>> Start Data for processing

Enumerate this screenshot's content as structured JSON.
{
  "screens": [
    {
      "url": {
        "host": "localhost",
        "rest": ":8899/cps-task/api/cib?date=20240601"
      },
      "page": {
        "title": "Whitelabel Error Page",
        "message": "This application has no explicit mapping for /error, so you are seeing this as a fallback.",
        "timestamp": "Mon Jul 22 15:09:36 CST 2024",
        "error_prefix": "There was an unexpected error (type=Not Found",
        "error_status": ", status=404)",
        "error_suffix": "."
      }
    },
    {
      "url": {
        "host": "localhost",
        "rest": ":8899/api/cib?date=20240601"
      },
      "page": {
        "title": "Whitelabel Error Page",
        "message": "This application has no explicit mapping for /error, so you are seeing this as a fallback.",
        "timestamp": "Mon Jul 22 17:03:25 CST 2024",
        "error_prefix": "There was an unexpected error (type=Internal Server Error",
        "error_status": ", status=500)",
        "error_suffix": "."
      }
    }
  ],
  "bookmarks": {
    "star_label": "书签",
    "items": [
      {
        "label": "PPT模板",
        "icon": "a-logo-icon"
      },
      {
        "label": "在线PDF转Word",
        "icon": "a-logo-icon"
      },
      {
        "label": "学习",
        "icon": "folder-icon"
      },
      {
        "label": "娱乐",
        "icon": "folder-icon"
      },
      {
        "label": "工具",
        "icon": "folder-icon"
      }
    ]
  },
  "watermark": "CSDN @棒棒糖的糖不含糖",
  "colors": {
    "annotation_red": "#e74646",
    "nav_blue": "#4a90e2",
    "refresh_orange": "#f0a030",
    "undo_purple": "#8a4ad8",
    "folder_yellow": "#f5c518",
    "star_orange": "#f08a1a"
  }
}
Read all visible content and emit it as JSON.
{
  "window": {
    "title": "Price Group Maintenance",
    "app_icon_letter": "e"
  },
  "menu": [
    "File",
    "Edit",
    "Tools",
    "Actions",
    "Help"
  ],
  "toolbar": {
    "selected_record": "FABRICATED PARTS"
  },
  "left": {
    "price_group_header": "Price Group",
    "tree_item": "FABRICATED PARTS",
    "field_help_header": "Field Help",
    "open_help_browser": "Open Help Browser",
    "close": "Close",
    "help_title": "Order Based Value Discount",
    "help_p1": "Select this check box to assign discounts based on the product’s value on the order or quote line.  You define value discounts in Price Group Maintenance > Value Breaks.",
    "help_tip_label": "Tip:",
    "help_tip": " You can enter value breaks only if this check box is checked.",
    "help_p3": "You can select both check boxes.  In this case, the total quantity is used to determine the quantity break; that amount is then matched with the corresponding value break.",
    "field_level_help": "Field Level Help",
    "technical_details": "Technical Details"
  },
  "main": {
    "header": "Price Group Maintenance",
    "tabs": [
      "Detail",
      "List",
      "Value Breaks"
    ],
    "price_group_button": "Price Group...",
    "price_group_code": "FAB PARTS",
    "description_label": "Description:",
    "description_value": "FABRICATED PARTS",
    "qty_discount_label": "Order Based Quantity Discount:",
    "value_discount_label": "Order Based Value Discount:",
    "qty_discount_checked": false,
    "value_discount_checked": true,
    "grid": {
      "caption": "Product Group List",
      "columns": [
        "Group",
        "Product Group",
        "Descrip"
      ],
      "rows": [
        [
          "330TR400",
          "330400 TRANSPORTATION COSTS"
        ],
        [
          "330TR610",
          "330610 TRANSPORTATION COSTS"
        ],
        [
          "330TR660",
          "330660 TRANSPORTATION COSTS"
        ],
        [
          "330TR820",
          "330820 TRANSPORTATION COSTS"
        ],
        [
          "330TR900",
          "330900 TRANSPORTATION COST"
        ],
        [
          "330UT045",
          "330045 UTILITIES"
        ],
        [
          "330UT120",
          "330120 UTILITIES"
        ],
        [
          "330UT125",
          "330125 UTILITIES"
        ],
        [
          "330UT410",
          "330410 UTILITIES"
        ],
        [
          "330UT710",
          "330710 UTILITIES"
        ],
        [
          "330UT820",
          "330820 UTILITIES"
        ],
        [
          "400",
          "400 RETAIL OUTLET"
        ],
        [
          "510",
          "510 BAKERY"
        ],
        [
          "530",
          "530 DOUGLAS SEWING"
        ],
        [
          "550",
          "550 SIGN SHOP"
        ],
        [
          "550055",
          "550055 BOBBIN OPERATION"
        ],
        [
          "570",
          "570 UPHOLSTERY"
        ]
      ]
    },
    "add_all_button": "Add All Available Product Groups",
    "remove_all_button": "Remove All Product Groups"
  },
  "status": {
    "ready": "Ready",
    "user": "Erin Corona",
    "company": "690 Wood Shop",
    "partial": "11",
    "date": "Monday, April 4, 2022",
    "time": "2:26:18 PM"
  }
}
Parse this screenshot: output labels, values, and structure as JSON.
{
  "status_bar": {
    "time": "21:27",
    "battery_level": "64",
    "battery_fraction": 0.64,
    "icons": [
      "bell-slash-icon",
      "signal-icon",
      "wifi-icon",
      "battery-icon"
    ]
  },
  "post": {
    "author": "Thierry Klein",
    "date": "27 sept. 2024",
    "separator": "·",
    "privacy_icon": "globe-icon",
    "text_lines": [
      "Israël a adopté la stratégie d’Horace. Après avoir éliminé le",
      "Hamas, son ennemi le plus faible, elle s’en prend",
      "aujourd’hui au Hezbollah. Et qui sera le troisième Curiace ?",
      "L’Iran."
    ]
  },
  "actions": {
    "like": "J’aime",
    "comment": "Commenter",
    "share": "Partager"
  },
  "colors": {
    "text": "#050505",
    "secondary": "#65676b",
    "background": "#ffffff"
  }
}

>> End Data for processing

Brief: The full set of records should be duplicated exactly.

Result of this exercise:
Enumerate this screenshot's content as structured JSON.
{
  "screens": [
    {
      "url": {
        "host": "localhost",
        "rest": ":8899/cps-task/api/cib?date=20240601"
      },
      "page": {
        "title": "Whitelabel Error Page",
        "message": "This application has no explicit mapping for /error, so you are seeing this as a fallback.",
        "timestamp": "Mon Jul 22 15:09:36 CST 2024",
        "error_prefix": "There was an unexpected error (type=Not Found",
        "error_status": ", status=404)",
        "error_suffix": "."
      }
    },
    {
      "url": {
        "host": "localhost",
        "rest": ":8899/api/cib?date=20240601"
      },
      "page": {
        "title": "Whitelabel Error Page",
        "message": "This application has no explicit mapping for /error, so you are seeing this as a fallback.",
        "timestamp": "Mon Jul 22 17:03:25 CST 2024",
        "error_prefix": "There was an unexpected error (type=Internal Server Error",
        "error_status": ", status=500)",
        "error_suffix": "."
      }
    }
  ],
  "bookmarks": {
    "star_label": "书签",
    "items": [
      {
        "label": "PPT模板",
        "icon": "a-logo-icon"
      },
      {
        "label": "在线PDF转Word",
        "icon": "a-logo-icon"
      },
      {
        "label": "学习",
        "icon": "folder-icon"
      },
      {
        "label": "娱乐",
        "icon": "folder-icon"
      },
      {
        "label": "工具",
        "icon": "folder-icon"
      }
    ]
  },
  "watermark": "CSDN @棒棒糖的糖不含糖",
  "colors": {
    "annotation_red": "#e74646",
    "nav_blue": "#4a90e2",
    "refresh_orange": "#f0a030",
    "undo_purple": "#8a4ad8",
    "folder_yellow": "#f5c518",
    "star_orange": "#f08a1a"
  }
}
Read all visible content and emit it as JSON.
{
  "window": {
    "title": "Price Group Maintenance",
    "app_icon_letter": "e"
  },
  "menu": [
    "File",
    "Edit",
    "Tools",
    "Actions",
    "Help"
  ],
  "toolbar": {
    "selected_record": "FABRICATED PARTS"
  },
  "left": {
    "price_group_header": "Price Group",
    "tree_item": "FABRICATED PARTS",
    "field_help_header": "Field Help",
    "open_help_browser": "Open Help Browser",
    "close": "Close",
    "help_title": "Order Based Value Discount",
    "help_p1": "Select this check box to assign discounts based on the product’s value on the order or quote line.  You define value discounts in Price Group Maintenance > Value Breaks.",
    "help_tip_label": "Tip:",
    "help_tip": " You can enter value breaks only if this check box is checked.",
    "help_p3": "You can select both check boxes.  In this case, the total quantity is used to determine the quantity break; that amount is then matched with the corresponding value break.",
    "field_level_help": "Field Level Help",
    "technical_details": "Technical Details"
  },
  "main": {
    "header": "Price Group Maintenance",
    "tabs": [
      "Detail",
      "List",
      "Value Breaks"
    ],
    "price_group_button": "Price Group...",
    "price_group_code": "FAB PARTS",
    "description_label": "Description:",
    "description_value": "FABRICATED PARTS",
    "qty_discount_label": "Order Based Quantity Discount:",
    "value_discount_label": "Order Based Value Discount:",
    "qty_discount_checked": false,
    "value_discount_checked": true,
    "grid": {
      "caption": "Product Group List",
      "columns": [
        "Group",
        "Product Group",
        "Descrip"
      ],
      "rows": [
        [
          "330TR400",
          "330400 TRANSPORTATION COSTS"
        ],
        [
          "330TR610",
          "330610 TRANSPORTATION COSTS"
        ],
        [
          "330TR660",
          "330660 TRANSPORTATION COSTS"
        ],
        [
          "330TR820",
          "330820 TRANSPORTATION COSTS"
        ],
        [
          "330TR900",
          "330900 TRANSPORTATION COST"
        ],
        [
          "330UT045",
          "330045 UTILITIES"
        ],
        [
          "330UT120",
          "330120 UTILITIES"
        ],
        [
          "330UT125",
          "330125 UTILITIES"
        ],
        [
          "330UT410",
          "330410 UTILITIES"
        ],
        [
          "330UT710",
          "330710 UTILITIES"
        ],
        [
          "330UT820",
          "330820 UTILITIES"
        ],
        [
          "400",
          "400 RETAIL OUTLET"
        ],
        [
          "510",
          "510 BAKERY"
        ],
        [
          "530",
          "530 DOUGLAS SEWING"
        ],
        [
          "550",
          "550 SIGN SHOP"
        ],
        [
          "550055",
          "550055 BOBBIN OPERATION"
        ],
        [
          "570",
          "570 UPHOLSTERY"
        ]
      ]
    },
    "add_all_button": "Add All Available Product Groups",
    "remove_all_button": "Remove All Product Groups"
  },
  "status": {
    "ready": "Ready",
    "user": "Erin Corona",
    "company": "690 Wood Shop",
    "partial": "11",
    "date": "Monday, April 4, 2022",
    "time": "2:26:18 PM"
  }
}
Parse this screenshot: output labels, values, and structure as JSON.
{
  "status_bar": {
    "time": "21:27",
    "battery_level": "64",
    "battery_fraction": 0.64,
    "icons": [
      "bell-slash-icon",
      "signal-icon",
      "wifi-icon",
      "battery-icon"
    ]
  },
  "post": {
    "author": "Thierry Klein",
    "date": "27 sept. 2024",
    "separator": "·",
    "privacy_icon": "globe-icon",
    "text_lines": [
      "Israël a adopté la stratégie d’Horace. Après avoir éliminé le",
      "Hamas, son ennemi le plus faible, elle s’en prend",
      "aujourd’hui au Hezbollah. Et qui sera le troisième Curiace ?",
      "L’Iran."
    ]
  },
  "actions": {
    "like": "J’aime",
    "comment": "Commenter",
    "share": "Partager"
  },
  "colors": {
    "text": "#050505",
    "secondary": "#65676b",
    "background": "#ffffff"
  }
}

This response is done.